--- GIVEN RECORDS ---
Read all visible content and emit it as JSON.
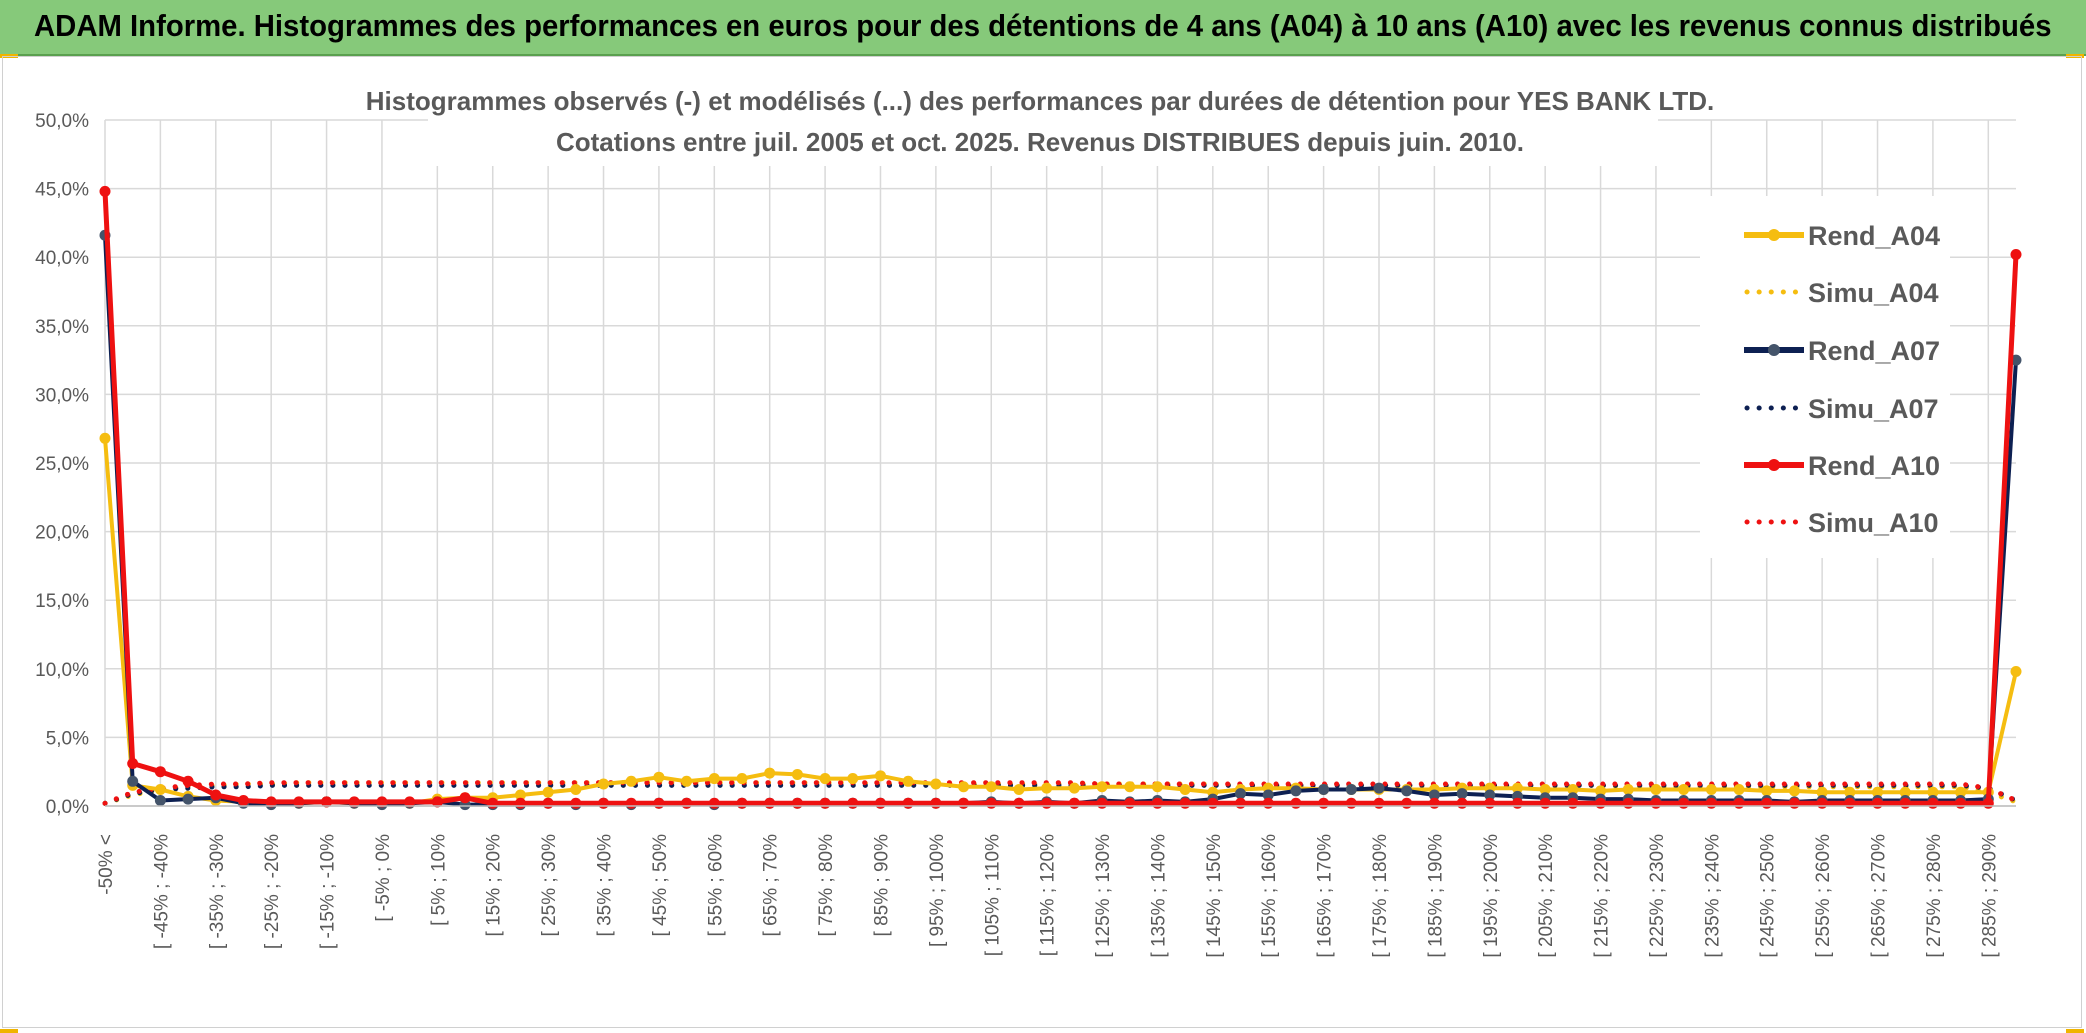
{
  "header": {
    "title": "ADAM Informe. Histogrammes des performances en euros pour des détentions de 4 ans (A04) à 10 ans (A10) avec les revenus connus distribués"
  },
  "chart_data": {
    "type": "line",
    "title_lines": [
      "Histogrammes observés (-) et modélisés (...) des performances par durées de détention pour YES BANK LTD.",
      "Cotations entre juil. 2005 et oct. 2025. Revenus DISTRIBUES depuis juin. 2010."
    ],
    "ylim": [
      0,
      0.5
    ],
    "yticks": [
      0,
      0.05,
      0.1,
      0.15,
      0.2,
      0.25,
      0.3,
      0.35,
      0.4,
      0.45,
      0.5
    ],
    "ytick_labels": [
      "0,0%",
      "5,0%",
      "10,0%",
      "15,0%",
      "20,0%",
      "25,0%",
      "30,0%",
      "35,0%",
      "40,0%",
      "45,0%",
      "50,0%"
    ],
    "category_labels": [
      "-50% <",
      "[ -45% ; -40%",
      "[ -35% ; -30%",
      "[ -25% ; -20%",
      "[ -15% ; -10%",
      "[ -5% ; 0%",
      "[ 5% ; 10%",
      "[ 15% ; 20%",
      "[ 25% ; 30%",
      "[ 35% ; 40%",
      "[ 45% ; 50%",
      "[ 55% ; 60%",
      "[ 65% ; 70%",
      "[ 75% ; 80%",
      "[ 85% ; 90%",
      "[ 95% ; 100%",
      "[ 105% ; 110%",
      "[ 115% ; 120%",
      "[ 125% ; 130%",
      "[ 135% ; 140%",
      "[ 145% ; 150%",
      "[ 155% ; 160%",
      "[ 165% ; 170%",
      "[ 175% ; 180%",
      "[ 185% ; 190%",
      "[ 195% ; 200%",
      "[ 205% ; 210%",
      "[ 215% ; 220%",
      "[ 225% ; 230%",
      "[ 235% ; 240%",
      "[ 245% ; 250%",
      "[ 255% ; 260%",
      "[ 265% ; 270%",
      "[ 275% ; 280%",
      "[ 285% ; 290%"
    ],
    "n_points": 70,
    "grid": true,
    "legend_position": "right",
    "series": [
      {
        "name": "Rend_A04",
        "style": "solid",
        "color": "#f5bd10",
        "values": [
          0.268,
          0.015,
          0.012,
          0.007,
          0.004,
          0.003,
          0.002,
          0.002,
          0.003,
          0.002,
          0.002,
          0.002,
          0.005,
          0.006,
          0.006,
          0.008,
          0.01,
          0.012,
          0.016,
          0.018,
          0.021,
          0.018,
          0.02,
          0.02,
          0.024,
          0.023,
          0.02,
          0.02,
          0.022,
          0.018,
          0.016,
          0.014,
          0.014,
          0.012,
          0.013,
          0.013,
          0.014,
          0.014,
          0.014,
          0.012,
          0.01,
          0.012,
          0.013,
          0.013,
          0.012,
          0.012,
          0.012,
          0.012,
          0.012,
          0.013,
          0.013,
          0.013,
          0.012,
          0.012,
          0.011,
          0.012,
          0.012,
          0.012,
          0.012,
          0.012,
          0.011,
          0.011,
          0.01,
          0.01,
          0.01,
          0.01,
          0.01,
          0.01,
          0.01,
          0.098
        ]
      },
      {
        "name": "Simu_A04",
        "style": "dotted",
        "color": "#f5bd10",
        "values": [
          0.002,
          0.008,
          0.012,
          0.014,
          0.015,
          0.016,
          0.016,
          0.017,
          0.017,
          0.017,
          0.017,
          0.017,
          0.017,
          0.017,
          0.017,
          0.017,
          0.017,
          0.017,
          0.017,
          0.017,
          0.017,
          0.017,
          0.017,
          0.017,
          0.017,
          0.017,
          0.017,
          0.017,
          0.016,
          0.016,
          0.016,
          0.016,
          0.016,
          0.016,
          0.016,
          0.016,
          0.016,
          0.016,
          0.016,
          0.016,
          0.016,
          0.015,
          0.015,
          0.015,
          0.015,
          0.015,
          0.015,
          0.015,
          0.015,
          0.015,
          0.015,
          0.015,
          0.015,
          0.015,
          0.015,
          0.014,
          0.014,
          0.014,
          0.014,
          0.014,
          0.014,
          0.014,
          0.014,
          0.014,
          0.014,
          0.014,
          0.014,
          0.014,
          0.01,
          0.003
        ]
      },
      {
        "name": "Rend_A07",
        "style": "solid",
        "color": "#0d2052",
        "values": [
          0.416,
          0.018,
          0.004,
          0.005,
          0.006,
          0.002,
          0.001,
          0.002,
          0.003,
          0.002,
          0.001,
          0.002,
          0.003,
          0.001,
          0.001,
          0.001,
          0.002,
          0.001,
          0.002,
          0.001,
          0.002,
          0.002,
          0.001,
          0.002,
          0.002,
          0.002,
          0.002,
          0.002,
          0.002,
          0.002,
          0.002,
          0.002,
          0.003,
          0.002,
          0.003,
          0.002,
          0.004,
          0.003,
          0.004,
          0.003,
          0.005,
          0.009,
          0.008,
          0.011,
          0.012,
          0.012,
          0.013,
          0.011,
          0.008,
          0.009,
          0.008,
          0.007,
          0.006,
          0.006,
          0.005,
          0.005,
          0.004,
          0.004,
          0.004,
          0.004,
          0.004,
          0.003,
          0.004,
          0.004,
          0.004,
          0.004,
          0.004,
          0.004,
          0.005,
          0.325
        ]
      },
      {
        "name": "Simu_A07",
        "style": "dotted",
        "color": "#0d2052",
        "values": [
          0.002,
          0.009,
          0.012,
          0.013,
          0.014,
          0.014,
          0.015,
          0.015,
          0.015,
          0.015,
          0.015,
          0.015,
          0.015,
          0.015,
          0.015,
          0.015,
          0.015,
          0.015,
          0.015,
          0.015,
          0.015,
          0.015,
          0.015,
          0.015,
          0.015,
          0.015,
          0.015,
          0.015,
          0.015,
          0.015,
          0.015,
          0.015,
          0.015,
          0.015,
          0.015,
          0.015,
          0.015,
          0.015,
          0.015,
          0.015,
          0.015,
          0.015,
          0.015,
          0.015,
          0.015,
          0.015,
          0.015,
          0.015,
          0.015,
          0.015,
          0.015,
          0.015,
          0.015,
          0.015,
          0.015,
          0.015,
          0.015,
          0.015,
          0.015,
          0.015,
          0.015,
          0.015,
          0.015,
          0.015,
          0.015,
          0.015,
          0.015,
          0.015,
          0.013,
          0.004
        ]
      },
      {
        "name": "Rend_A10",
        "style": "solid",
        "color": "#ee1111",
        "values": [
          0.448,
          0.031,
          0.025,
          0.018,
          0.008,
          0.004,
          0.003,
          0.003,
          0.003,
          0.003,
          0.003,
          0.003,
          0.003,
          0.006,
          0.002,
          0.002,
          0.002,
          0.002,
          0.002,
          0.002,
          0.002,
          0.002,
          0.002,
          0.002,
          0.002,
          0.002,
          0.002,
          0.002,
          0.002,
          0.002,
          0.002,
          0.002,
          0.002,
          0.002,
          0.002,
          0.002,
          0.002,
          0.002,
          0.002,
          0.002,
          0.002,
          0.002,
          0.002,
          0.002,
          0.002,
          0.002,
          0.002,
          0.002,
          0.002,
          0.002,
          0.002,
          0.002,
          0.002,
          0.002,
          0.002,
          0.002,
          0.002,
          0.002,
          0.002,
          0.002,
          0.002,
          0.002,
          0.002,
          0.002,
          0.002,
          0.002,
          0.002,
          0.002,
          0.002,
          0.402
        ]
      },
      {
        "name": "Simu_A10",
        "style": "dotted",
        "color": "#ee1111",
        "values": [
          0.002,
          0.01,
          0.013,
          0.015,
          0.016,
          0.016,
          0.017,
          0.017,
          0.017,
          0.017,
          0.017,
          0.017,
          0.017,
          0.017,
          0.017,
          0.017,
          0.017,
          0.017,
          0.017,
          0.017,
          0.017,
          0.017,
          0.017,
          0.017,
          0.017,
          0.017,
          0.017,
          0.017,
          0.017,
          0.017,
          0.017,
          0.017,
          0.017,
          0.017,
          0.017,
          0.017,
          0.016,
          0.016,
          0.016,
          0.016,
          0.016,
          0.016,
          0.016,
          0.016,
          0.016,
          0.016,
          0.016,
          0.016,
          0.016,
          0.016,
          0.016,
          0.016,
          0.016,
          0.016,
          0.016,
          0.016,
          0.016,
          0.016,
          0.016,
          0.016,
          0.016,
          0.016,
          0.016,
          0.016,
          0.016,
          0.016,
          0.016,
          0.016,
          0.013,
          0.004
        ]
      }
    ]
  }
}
---
— PROBLEM TO WORK ON —
From the entries above, copy out every line where the string "Histogrammes" appears.

— WRITTEN REPLY —
    "title": "ADAM Informe. Histogrammes des performances en euros pour des détentions de 4 ans (A04) à 10 ans (A10) avec les revenus connus distribués"
      "Histogrammes observés (-) et modélisés (...) des performances par durées de détention pour YES BANK LTD.",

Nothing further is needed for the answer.